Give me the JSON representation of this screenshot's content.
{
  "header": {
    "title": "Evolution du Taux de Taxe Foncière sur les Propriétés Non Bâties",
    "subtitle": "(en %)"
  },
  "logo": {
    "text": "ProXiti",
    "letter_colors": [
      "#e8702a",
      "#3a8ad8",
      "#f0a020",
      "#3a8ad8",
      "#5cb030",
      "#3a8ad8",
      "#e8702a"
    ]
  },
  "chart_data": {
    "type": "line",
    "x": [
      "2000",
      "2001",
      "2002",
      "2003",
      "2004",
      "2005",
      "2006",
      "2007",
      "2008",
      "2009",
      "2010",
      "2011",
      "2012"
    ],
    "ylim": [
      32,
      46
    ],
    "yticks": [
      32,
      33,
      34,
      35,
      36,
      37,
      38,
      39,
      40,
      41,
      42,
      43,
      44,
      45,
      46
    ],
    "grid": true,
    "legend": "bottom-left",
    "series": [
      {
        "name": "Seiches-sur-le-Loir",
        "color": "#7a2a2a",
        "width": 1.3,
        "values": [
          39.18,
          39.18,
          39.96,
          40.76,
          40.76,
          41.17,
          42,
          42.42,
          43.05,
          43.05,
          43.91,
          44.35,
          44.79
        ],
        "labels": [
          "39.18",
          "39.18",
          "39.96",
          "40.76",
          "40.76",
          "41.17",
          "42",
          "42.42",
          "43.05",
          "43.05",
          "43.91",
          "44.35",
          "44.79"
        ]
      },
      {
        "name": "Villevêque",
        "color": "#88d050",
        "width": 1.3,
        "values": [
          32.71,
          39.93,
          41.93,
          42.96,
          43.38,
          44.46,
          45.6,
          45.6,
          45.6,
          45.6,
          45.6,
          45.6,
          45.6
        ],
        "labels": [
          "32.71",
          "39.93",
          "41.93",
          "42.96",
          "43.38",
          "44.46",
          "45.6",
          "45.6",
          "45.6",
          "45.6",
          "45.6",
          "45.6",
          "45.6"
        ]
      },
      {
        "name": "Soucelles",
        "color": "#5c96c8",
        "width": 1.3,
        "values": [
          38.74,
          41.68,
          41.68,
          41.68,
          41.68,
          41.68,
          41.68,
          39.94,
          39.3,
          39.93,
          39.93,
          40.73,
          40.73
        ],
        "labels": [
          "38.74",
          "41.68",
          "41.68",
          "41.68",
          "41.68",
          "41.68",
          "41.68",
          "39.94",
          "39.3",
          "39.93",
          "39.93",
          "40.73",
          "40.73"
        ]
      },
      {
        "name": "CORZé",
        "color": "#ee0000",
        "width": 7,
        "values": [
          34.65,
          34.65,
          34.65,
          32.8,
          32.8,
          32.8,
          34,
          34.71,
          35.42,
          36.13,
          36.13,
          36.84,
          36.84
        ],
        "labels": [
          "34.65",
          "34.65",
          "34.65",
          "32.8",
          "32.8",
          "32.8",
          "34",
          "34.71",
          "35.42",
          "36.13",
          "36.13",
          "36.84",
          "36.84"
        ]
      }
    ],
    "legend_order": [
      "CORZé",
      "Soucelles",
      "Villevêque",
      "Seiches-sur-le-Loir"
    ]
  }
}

○ ○ ○ ○ ○

__SET PROBLEM__: Copy out each line above, character for character.

__EXERCISE OUTPUT__:
Give me the JSON representation of this screenshot's content.
{
  "header": {
    "title": "Evolution du Taux de Taxe Foncière sur les Propriétés Non Bâties",
    "subtitle": "(en %)"
  },
  "logo": {
    "text": "ProXiti",
    "letter_colors": [
      "#e8702a",
      "#3a8ad8",
      "#f0a020",
      "#3a8ad8",
      "#5cb030",
      "#3a8ad8",
      "#e8702a"
    ]
  },
  "chart_data": {
    "type": "line",
    "x": [
      "2000",
      "2001",
      "2002",
      "2003",
      "2004",
      "2005",
      "2006",
      "2007",
      "2008",
      "2009",
      "2010",
      "2011",
      "2012"
    ],
    "ylim": [
      32,
      46
    ],
    "yticks": [
      32,
      33,
      34,
      35,
      36,
      37,
      38,
      39,
      40,
      41,
      42,
      43,
      44,
      45,
      46
    ],
    "grid": true,
    "legend": "bottom-left",
    "series": [
      {
        "name": "Seiches-sur-le-Loir",
        "color": "#7a2a2a",
        "width": 1.3,
        "values": [
          39.18,
          39.18,
          39.96,
          40.76,
          40.76,
          41.17,
          42,
          42.42,
          43.05,
          43.05,
          43.91,
          44.35,
          44.79
        ],
        "labels": [
          "39.18",
          "39.18",
          "39.96",
          "40.76",
          "40.76",
          "41.17",
          "42",
          "42.42",
          "43.05",
          "43.05",
          "43.91",
          "44.35",
          "44.79"
        ]
      },
      {
        "name": "Villevêque",
        "color": "#88d050",
        "width": 1.3,
        "values": [
          32.71,
          39.93,
          41.93,
          42.96,
          43.38,
          44.46,
          45.6,
          45.6,
          45.6,
          45.6,
          45.6,
          45.6,
          45.6
        ],
        "labels": [
          "32.71",
          "39.93",
          "41.93",
          "42.96",
          "43.38",
          "44.46",
          "45.6",
          "45.6",
          "45.6",
          "45.6",
          "45.6",
          "45.6",
          "45.6"
        ]
      },
      {
        "name": "Soucelles",
        "color": "#5c96c8",
        "width": 1.3,
        "values": [
          38.74,
          41.68,
          41.68,
          41.68,
          41.68,
          41.68,
          41.68,
          39.94,
          39.3,
          39.93,
          39.93,
          40.73,
          40.73
        ],
        "labels": [
          "38.74",
          "41.68",
          "41.68",
          "41.68",
          "41.68",
          "41.68",
          "41.68",
          "39.94",
          "39.3",
          "39.93",
          "39.93",
          "40.73",
          "40.73"
        ]
      },
      {
        "name": "CORZé",
        "color": "#ee0000",
        "width": 7,
        "values": [
          34.65,
          34.65,
          34.65,
          32.8,
          32.8,
          32.8,
          34,
          34.71,
          35.42,
          36.13,
          36.13,
          36.84,
          36.84
        ],
        "labels": [
          "34.65",
          "34.65",
          "34.65",
          "32.8",
          "32.8",
          "32.8",
          "34",
          "34.71",
          "35.42",
          "36.13",
          "36.13",
          "36.84",
          "36.84"
        ]
      }
    ],
    "legend_order": [
      "CORZé",
      "Soucelles",
      "Villevêque",
      "Seiches-sur-le-Loir"
    ]
  }
}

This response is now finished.